─── Record excerpts ───

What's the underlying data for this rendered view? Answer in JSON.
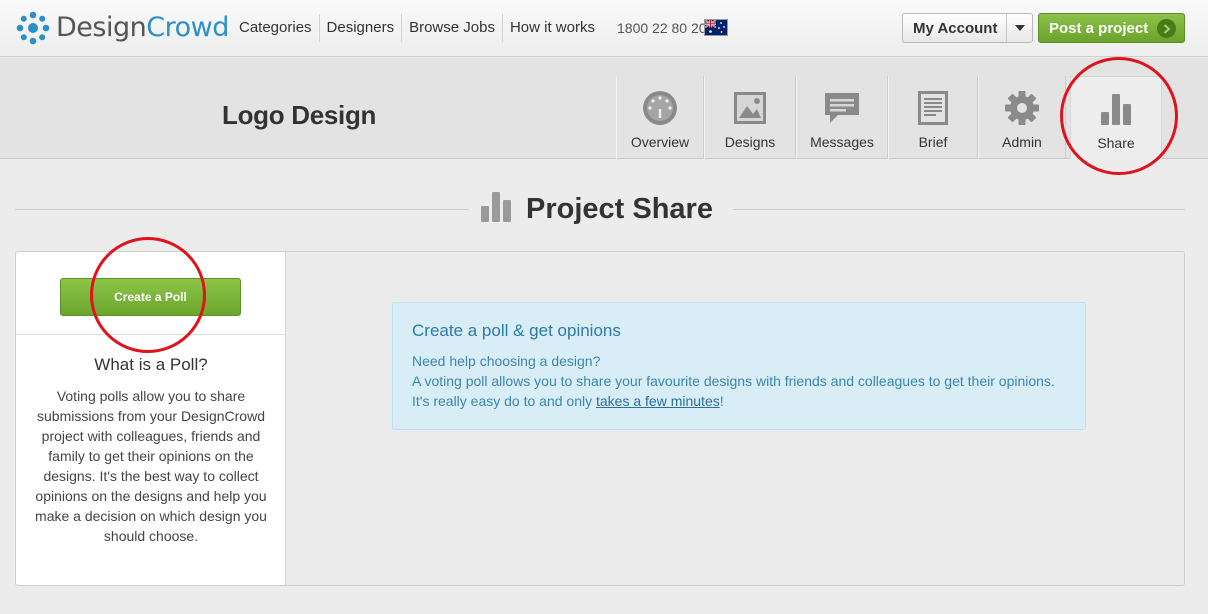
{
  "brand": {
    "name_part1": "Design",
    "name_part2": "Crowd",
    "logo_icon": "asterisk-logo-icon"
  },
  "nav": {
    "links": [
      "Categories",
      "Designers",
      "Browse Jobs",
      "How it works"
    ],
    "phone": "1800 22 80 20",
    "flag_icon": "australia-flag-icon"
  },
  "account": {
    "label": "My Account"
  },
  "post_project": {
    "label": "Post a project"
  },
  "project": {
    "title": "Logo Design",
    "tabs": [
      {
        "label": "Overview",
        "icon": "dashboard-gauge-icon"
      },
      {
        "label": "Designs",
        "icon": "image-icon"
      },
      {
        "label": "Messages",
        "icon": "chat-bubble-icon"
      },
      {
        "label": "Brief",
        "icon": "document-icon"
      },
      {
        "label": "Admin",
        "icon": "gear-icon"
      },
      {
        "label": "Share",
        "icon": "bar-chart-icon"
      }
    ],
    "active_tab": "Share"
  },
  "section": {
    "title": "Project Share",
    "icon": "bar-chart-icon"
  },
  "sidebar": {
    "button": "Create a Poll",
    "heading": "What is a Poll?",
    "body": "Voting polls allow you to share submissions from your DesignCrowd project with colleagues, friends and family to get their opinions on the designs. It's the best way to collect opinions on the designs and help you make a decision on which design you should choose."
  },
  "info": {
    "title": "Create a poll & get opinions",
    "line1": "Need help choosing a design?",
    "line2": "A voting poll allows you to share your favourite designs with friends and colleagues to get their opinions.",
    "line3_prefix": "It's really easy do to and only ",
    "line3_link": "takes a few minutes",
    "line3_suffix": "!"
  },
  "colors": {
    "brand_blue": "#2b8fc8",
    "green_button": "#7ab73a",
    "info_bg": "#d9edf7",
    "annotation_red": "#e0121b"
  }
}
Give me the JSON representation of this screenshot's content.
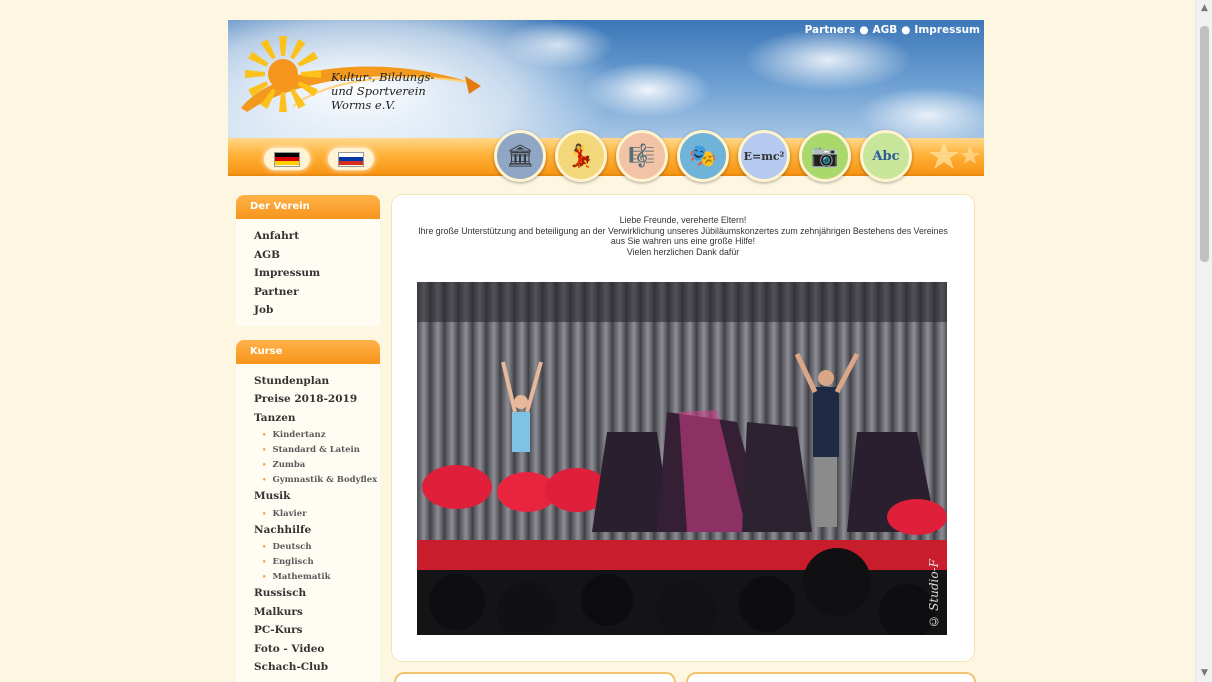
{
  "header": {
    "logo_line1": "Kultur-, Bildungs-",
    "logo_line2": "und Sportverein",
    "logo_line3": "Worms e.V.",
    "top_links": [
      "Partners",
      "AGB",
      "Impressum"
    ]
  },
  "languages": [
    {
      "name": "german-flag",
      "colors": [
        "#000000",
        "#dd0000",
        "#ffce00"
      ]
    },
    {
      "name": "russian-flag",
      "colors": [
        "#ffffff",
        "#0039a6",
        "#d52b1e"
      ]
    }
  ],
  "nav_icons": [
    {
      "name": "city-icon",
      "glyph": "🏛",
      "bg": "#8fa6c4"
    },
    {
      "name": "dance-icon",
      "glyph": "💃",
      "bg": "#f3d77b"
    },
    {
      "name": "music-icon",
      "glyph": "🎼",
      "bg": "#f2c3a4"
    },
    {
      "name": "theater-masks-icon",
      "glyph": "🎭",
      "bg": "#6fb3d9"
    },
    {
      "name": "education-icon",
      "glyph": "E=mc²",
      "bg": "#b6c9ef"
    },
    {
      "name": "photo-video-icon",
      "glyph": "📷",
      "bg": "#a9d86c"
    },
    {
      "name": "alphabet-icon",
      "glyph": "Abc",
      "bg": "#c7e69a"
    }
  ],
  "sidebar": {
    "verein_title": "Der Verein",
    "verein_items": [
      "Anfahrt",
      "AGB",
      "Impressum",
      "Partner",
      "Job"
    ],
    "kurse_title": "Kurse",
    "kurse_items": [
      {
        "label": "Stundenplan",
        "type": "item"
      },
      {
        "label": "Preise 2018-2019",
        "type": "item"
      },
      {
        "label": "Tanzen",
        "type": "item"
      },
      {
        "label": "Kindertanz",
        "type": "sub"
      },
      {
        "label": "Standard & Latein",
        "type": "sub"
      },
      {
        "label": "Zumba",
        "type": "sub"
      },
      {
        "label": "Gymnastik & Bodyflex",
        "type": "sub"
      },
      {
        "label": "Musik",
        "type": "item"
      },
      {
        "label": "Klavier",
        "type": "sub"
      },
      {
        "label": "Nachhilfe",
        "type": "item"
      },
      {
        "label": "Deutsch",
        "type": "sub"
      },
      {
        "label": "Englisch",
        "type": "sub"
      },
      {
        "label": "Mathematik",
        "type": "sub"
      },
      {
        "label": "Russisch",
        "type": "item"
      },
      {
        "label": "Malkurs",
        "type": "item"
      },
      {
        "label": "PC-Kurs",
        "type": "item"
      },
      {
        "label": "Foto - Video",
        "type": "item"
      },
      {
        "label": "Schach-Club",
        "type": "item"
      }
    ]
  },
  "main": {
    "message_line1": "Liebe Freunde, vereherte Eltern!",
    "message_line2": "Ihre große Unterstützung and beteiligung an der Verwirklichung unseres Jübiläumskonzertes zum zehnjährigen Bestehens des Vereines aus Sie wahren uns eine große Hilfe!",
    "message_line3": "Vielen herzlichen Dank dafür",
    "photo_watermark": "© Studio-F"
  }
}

───
─── Record excerpts ───

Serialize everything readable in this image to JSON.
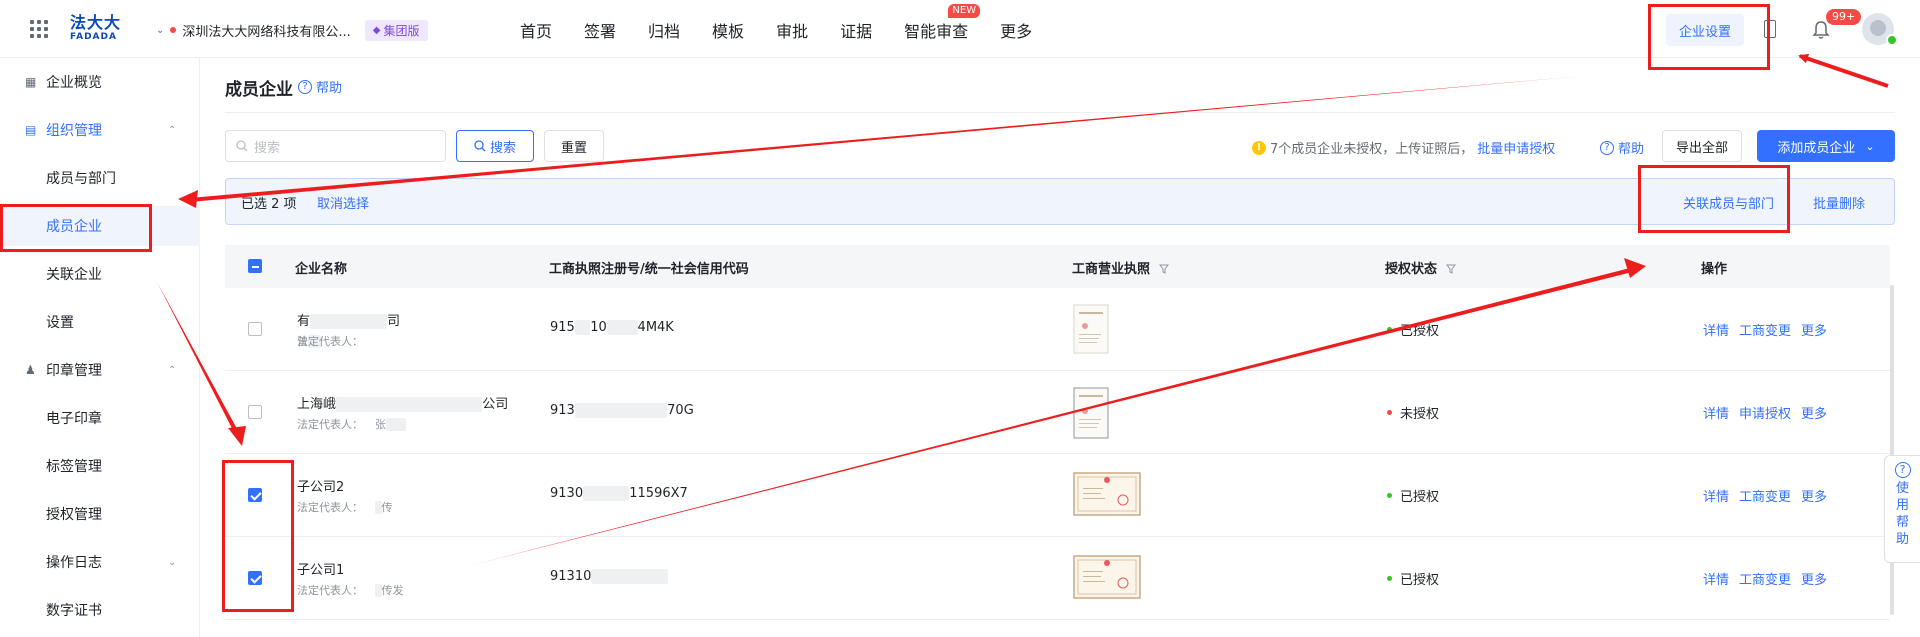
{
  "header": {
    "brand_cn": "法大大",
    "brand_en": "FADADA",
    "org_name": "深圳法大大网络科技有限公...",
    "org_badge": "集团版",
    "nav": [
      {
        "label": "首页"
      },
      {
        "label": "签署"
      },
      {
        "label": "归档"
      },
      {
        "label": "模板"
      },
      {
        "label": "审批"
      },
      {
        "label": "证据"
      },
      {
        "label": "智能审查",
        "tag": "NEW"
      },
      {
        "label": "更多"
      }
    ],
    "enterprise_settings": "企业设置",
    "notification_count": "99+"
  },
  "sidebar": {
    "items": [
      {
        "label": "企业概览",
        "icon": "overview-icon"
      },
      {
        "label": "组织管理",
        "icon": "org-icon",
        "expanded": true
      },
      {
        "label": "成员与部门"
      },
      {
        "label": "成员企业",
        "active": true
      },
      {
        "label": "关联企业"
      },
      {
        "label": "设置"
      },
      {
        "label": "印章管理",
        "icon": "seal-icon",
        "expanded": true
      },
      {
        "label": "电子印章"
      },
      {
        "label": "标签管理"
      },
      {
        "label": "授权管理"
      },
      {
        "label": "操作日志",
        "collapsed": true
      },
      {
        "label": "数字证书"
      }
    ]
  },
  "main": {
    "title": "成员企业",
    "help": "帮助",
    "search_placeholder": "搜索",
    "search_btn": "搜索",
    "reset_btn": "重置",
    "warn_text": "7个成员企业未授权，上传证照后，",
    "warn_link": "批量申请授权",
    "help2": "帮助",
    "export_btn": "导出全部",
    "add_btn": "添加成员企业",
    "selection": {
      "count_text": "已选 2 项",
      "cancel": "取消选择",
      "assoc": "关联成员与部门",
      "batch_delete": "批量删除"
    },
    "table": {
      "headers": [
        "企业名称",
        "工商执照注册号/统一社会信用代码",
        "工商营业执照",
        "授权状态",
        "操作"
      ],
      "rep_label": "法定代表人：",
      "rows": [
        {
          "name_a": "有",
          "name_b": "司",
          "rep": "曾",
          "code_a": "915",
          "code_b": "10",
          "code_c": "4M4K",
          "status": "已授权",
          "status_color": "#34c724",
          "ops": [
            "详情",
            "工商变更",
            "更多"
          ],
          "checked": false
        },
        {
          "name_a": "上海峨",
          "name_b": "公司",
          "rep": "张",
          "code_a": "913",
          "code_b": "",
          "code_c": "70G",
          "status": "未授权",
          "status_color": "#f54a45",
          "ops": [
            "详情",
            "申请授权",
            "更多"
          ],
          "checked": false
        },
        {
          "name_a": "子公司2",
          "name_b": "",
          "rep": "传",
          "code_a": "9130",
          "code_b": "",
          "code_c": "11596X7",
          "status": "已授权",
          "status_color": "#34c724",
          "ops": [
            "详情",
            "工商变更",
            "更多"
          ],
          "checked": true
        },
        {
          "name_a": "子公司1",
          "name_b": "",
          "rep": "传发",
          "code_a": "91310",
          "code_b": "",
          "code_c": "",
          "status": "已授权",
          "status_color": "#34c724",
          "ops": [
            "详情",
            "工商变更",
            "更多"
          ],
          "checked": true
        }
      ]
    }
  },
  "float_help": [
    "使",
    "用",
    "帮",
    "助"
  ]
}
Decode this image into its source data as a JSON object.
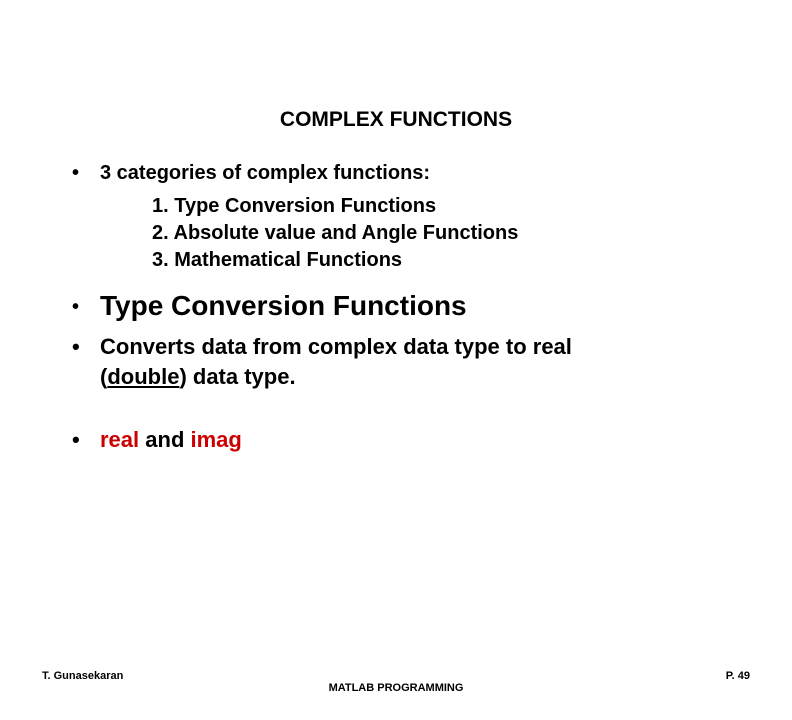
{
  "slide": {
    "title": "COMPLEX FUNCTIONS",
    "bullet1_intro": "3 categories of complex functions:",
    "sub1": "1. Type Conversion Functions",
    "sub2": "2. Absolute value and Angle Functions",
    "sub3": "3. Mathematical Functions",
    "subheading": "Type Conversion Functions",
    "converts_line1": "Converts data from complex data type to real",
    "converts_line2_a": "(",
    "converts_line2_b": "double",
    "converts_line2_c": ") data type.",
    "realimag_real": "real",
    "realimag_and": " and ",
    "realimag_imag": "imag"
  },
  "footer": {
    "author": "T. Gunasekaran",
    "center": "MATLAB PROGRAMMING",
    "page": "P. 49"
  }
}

───

■ What to work on:
Every line above that contains the word "image" should be reported.

■ Written solution:
        "icon": "image-icon"
Serialize everything readable in this image to JSON.
Decode this image into its source data as a JSON object.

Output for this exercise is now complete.